# [WHAT THE TASK ASKS]
Quote the whole listing exactly. Leave the pictures out of your copy.

--- start of DATA ROWS ---

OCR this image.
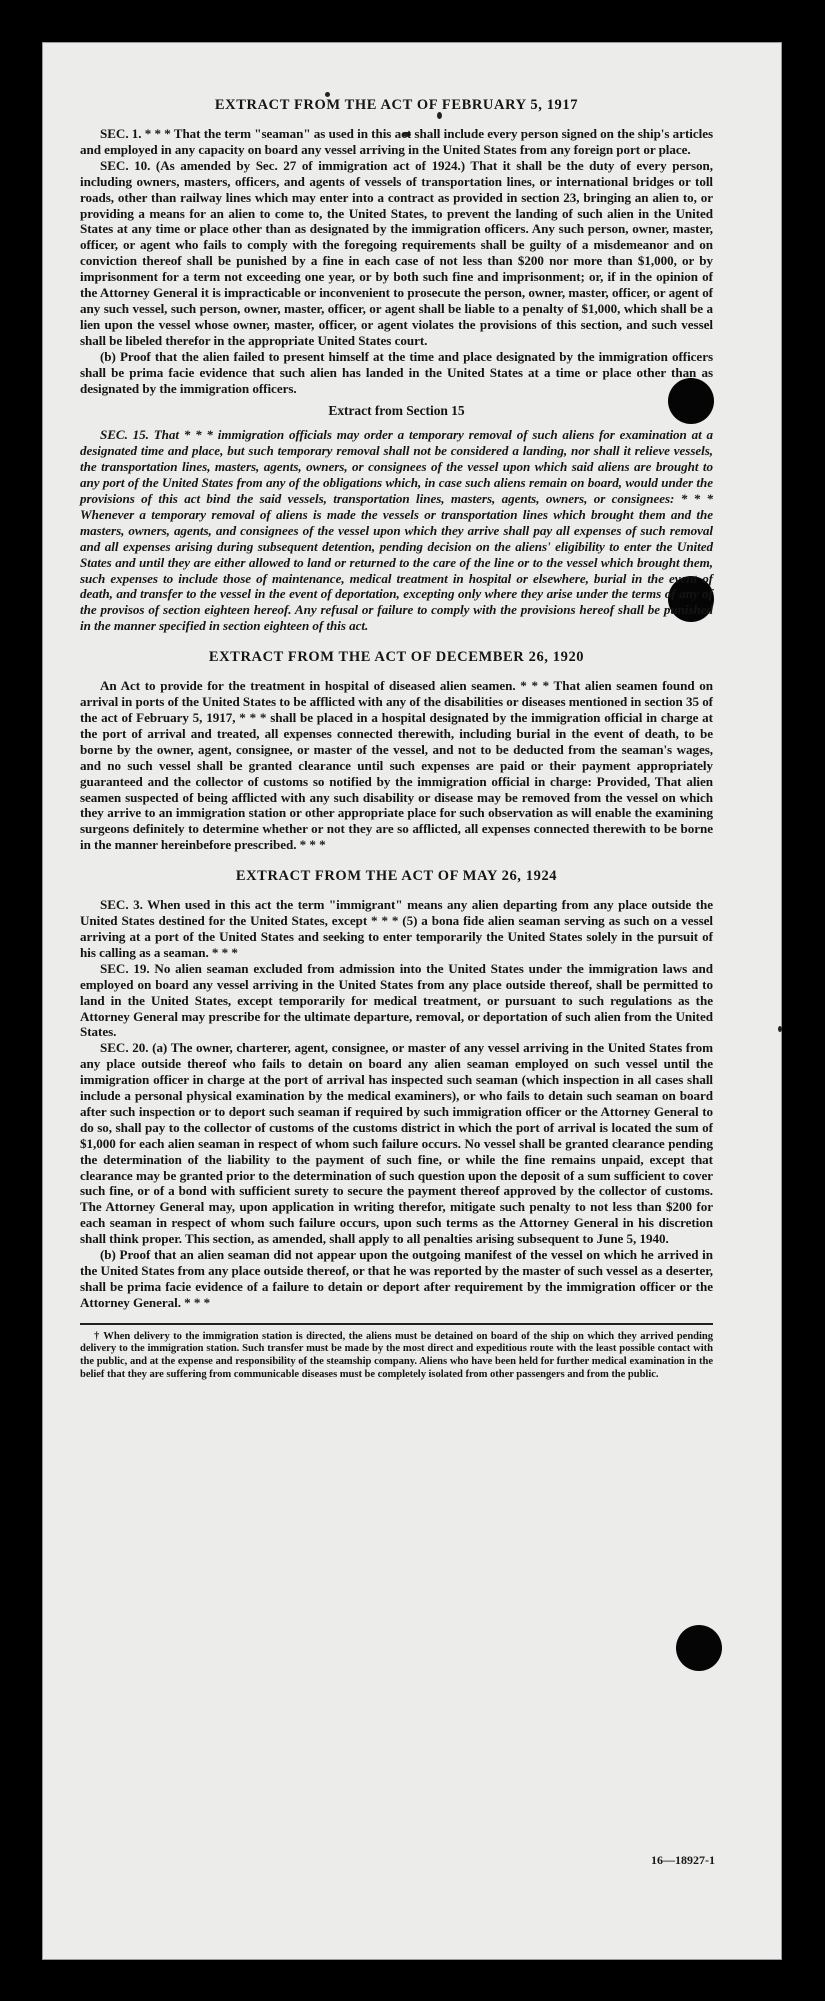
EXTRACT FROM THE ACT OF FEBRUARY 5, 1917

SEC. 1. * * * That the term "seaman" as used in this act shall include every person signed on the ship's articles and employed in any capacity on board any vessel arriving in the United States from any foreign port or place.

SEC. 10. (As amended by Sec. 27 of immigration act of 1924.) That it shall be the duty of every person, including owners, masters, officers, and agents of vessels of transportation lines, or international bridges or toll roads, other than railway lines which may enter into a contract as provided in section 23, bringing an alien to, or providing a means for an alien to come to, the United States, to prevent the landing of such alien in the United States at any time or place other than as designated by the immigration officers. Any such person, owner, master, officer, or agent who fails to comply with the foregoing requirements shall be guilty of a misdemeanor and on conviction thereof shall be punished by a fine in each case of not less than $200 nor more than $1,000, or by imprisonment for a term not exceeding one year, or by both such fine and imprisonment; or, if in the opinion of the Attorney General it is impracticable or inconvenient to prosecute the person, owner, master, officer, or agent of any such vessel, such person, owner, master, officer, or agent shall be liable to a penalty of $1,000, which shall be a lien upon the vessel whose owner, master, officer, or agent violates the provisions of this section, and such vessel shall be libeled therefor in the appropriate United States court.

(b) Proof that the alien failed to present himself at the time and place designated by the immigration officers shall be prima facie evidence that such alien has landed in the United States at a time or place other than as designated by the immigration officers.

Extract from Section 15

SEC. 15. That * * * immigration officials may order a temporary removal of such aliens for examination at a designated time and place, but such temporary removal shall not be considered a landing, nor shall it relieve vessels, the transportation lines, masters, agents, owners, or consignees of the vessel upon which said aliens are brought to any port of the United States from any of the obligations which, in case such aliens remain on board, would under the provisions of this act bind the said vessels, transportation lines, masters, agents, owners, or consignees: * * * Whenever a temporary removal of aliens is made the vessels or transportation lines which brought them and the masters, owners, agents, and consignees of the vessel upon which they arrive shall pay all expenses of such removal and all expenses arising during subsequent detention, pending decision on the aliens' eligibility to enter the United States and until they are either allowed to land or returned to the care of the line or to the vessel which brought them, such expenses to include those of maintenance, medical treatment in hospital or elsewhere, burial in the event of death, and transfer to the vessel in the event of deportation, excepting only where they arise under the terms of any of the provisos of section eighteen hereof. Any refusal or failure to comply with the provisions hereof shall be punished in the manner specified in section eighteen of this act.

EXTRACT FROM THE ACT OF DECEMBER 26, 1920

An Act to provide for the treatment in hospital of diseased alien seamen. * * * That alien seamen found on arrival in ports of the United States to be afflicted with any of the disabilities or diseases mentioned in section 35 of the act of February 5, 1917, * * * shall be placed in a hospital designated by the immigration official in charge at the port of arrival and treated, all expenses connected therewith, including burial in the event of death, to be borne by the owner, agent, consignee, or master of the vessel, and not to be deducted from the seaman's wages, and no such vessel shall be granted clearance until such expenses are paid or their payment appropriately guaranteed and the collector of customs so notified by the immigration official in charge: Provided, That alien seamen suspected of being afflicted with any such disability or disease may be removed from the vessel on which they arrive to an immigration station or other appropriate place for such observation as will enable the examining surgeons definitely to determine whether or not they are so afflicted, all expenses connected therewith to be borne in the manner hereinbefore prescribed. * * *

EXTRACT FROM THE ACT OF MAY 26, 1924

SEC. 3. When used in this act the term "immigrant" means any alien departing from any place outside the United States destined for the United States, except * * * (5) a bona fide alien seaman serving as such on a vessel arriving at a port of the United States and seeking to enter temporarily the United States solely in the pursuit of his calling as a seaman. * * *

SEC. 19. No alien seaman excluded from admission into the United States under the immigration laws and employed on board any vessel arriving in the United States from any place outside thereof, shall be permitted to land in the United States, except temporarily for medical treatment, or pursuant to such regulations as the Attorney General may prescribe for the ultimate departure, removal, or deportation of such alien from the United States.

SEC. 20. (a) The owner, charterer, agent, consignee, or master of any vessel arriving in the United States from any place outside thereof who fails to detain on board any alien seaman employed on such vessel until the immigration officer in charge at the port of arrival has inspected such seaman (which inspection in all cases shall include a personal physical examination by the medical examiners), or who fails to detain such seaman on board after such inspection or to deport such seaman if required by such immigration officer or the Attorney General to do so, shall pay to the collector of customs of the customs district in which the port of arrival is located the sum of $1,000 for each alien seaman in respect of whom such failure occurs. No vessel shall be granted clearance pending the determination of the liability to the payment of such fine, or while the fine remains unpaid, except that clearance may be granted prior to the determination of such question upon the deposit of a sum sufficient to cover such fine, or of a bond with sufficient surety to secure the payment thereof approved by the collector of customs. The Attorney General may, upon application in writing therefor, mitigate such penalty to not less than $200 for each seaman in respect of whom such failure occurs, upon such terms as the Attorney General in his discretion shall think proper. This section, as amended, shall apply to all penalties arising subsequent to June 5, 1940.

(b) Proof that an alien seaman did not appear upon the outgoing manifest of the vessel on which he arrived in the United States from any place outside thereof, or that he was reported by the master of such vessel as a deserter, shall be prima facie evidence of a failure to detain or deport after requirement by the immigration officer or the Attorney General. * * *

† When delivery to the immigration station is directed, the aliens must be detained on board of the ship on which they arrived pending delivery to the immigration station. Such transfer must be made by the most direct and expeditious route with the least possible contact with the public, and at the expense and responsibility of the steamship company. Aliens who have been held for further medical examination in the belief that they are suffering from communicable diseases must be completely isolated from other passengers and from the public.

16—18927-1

--- end of DATA ROWS ---

# [ANSWER TO THE PROBLEM]
OCR this image.
EXTRACT FROM THE ACT OF FEBRUARY 5, 1917

SEC. 1. * * * That the term "seaman" as used in this act shall include every person signed on the ship's articles and employed in any capacity on board any vessel arriving in the United States from any foreign port or place.

SEC. 10. (As amended by Sec. 27 of immigration act of 1924.) That it shall be the duty of every person, including owners, masters, officers, and agents of vessels of transportation lines, or international bridges or toll roads, other than railway lines which may enter into a contract as provided in section 23, bringing an alien to, or providing a means for an alien to come to, the United States, to prevent the landing of such alien in the United States at any time or place other than as designated by the immigration officers. Any such person, owner, master, officer, or agent who fails to comply with the foregoing requirements shall be guilty of a misdemeanor and on conviction thereof shall be punished by a fine in each case of not less than $200 nor more than $1,000, or by imprisonment for a term not exceeding one year, or by both such fine and imprisonment; or, if in the opinion of the Attorney General it is impracticable or inconvenient to prosecute the person, owner, master, officer, or agent of any such vessel, such person, owner, master, officer, or agent shall be liable to a penalty of $1,000, which shall be a lien upon the vessel whose owner, master, officer, or agent violates the provisions of this section, and such vessel shall be libeled therefor in the appropriate United States court.

(b) Proof that the alien failed to present himself at the time and place designated by the immigration officers shall be prima facie evidence that such alien has landed in the United States at a time or place other than as designated by the immigration officers.

Extract from Section 15

SEC. 15. That * * * immigration officials may order a temporary removal of such aliens for examination at a designated time and place, but such temporary removal shall not be considered a landing, nor shall it relieve vessels, the transportation lines, masters, agents, owners, or consignees of the vessel upon which said aliens are brought to any port of the United States from any of the obligations which, in case such aliens remain on board, would under the provisions of this act bind the said vessels, transportation lines, masters, agents, owners, or consignees: * * * Whenever a temporary removal of aliens is made the vessels or transportation lines which brought them and the masters, owners, agents, and consignees of the vessel upon which they arrive shall pay all expenses of such removal and all expenses arising during subsequent detention, pending decision on the aliens' eligibility to enter the United States and until they are either allowed to land or returned to the care of the line or to the vessel which brought them, such expenses to include those of maintenance, medical treatment in hospital or elsewhere, burial in the event of death, and transfer to the vessel in the event of deportation, excepting only where they arise under the terms of any of the provisos of section eighteen hereof. Any refusal or failure to comply with the provisions hereof shall be punished in the manner specified in section eighteen of this act.

EXTRACT FROM THE ACT OF DECEMBER 26, 1920

An Act to provide for the treatment in hospital of diseased alien seamen. * * * That alien seamen found on arrival in ports of the United States to be afflicted with any of the disabilities or diseases mentioned in section 35 of the act of February 5, 1917, * * * shall be placed in a hospital designated by the immigration official in charge at the port of arrival and treated, all expenses connected therewith, including burial in the event of death, to be borne by the owner, agent, consignee, or master of the vessel, and not to be deducted from the seaman's wages, and no such vessel shall be granted clearance until such expenses are paid or their payment appropriately guaranteed and the collector of customs so notified by the immigration official in charge: Provided, That alien seamen suspected of being afflicted with any such disability or disease may be removed from the vessel on which they arrive to an immigration station or other appropriate place for such observation as will enable the examining surgeons definitely to determine whether or not they are so afflicted, all expenses connected therewith to be borne in the manner hereinbefore prescribed. * * *

EXTRACT FROM THE ACT OF MAY 26, 1924

SEC. 3. When used in this act the term "immigrant" means any alien departing from any place outside the United States destined for the United States, except * * * (5) a bona fide alien seaman serving as such on a vessel arriving at a port of the United States and seeking to enter temporarily the United States solely in the pursuit of his calling as a seaman. * * *

SEC. 19. No alien seaman excluded from admission into the United States under the immigration laws and employed on board any vessel arriving in the United States from any place outside thereof, shall be permitted to land in the United States, except temporarily for medical treatment, or pursuant to such regulations as the Attorney General may prescribe for the ultimate departure, removal, or deportation of such alien from the United States.

SEC. 20. (a) The owner, charterer, agent, consignee, or master of any vessel arriving in the United States from any place outside thereof who fails to detain on board any alien seaman employed on such vessel until the immigration officer in charge at the port of arrival has inspected such seaman (which inspection in all cases shall include a personal physical examination by the medical examiners), or who fails to detain such seaman on board after such inspection or to deport such seaman if required by such immigration officer or the Attorney General to do so, shall pay to the collector of customs of the customs district in which the port of arrival is located the sum of $1,000 for each alien seaman in respect of whom such failure occurs. No vessel shall be granted clearance pending the determination of the liability to the payment of such fine, or while the fine remains unpaid, except that clearance may be granted prior to the determination of such question upon the deposit of a sum sufficient to cover such fine, or of a bond with sufficient surety to secure the payment thereof approved by the collector of customs. The Attorney General may, upon application in writing therefor, mitigate such penalty to not less than $200 for each seaman in respect of whom such failure occurs, upon such terms as the Attorney General in his discretion shall think proper. This section, as amended, shall apply to all penalties arising subsequent to June 5, 1940.

(b) Proof that an alien seaman did not appear upon the outgoing manifest of the vessel on which he arrived in the United States from any place outside thereof, or that he was reported by the master of such vessel as a deserter, shall be prima facie evidence of a failure to detain or deport after requirement by the immigration officer or the Attorney General. * * *

† When delivery to the immigration station is directed, the aliens must be detained on board of the ship on which they arrived pending delivery to the immigration station. Such transfer must be made by the most direct and expeditious route with the least possible contact with the public, and at the expense and responsibility of the steamship company. Aliens who have been held for further medical examination in the belief that they are suffering from communicable diseases must be completely isolated from other passengers and from the public.

16—18927-1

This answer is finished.